**Set exercise:**
Using the records below, locate all lines containing "time" and return them.

**Extracted material:**

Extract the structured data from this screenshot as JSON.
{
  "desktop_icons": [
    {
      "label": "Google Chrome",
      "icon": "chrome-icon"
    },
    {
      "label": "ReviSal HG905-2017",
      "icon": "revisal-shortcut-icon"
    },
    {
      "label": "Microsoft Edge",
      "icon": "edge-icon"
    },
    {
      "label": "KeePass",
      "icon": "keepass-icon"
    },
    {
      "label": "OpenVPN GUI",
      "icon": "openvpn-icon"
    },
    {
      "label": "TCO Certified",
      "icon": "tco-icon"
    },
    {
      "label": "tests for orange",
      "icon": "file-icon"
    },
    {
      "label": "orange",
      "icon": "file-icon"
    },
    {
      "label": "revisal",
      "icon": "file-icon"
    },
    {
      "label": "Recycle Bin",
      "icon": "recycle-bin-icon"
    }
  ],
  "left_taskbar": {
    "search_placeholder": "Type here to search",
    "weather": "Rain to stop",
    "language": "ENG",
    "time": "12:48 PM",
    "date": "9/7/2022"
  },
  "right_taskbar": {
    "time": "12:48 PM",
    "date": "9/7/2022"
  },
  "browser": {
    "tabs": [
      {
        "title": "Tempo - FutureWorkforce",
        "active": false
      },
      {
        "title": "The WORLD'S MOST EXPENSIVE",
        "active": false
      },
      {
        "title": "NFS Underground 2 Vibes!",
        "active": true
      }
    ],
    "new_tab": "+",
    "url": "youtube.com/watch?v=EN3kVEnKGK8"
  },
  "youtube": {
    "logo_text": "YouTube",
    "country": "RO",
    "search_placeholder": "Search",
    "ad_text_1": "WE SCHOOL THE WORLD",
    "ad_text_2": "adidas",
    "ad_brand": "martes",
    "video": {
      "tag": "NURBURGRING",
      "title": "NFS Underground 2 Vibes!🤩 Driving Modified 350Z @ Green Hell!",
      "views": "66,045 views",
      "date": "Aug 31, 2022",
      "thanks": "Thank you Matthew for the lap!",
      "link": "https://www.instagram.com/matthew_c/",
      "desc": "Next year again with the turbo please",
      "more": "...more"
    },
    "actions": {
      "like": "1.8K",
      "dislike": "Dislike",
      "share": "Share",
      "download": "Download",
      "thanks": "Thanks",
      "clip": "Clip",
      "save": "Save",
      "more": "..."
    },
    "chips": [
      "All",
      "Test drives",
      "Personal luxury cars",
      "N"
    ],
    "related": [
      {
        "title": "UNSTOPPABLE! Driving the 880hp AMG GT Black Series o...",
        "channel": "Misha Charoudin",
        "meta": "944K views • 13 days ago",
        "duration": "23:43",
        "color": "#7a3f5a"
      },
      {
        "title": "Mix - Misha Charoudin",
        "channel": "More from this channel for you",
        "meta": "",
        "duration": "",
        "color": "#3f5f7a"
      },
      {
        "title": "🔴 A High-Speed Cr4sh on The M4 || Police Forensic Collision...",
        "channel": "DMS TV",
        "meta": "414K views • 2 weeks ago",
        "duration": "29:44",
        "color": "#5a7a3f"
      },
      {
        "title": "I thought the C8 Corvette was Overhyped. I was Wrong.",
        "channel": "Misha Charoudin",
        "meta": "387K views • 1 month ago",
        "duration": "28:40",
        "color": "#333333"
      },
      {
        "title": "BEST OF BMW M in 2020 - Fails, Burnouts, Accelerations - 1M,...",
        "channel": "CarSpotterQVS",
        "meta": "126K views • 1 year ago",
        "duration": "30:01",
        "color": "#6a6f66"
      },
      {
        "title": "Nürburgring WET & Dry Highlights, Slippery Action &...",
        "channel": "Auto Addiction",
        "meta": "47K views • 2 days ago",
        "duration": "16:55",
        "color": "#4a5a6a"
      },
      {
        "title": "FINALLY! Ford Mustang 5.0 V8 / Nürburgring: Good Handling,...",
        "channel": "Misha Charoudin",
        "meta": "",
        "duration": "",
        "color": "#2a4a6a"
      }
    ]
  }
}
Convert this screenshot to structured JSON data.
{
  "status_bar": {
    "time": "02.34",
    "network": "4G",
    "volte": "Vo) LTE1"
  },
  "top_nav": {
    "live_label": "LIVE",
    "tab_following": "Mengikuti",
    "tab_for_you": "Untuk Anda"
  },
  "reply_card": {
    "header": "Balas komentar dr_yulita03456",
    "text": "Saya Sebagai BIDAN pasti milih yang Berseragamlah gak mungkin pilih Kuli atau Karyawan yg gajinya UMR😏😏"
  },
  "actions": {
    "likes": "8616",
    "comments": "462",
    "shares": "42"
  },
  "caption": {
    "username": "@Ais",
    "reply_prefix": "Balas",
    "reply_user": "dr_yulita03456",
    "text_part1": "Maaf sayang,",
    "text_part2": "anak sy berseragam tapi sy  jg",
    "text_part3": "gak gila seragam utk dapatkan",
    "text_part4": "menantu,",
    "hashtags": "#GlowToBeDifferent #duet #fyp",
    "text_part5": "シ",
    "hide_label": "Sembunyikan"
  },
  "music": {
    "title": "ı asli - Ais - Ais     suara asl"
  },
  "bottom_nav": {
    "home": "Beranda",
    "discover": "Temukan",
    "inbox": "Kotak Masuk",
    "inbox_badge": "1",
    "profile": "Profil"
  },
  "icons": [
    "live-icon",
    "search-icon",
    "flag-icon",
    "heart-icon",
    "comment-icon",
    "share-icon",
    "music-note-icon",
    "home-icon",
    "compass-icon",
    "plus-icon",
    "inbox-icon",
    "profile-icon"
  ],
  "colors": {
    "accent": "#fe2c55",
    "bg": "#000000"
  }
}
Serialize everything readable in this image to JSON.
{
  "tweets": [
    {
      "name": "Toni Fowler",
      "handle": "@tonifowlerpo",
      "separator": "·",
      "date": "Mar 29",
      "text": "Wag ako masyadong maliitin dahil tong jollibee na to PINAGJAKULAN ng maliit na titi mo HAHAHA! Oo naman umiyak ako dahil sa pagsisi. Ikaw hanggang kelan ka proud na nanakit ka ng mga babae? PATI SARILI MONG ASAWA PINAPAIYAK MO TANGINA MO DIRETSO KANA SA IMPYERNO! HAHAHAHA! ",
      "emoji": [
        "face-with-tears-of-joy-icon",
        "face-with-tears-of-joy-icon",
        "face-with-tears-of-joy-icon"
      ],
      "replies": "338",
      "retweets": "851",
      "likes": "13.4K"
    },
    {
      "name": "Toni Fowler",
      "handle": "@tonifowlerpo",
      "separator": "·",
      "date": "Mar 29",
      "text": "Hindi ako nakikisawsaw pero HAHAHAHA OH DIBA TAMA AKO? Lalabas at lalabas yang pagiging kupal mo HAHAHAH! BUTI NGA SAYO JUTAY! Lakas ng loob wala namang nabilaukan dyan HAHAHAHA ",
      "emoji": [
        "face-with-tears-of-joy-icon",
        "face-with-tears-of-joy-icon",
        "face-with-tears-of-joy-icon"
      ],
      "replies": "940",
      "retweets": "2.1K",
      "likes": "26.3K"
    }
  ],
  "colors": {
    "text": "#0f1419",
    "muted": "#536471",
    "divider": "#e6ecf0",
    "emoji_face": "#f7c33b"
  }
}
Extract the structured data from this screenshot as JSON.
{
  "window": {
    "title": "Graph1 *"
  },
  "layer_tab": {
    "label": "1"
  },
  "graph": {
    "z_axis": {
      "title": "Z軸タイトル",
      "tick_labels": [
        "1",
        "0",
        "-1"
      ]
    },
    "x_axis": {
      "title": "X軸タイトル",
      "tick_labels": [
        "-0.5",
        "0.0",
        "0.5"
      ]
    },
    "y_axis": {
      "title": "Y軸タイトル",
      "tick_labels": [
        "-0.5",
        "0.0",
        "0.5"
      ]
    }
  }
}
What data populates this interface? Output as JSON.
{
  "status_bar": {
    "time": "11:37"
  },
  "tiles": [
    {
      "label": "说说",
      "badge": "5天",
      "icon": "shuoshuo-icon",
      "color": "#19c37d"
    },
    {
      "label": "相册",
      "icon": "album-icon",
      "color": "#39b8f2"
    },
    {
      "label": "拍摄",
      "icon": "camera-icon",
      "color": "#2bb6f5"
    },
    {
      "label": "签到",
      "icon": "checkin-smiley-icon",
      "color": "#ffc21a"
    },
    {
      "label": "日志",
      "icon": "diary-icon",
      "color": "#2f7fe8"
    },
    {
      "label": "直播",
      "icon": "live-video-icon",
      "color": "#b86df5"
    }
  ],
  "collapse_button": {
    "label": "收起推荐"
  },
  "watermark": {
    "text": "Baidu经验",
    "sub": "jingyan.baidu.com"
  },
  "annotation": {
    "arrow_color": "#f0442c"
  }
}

**Written reply:**
    "time": "12:48 PM",
    "time": "12:48 PM",
    "time": "02.34",
    "time": "11:37"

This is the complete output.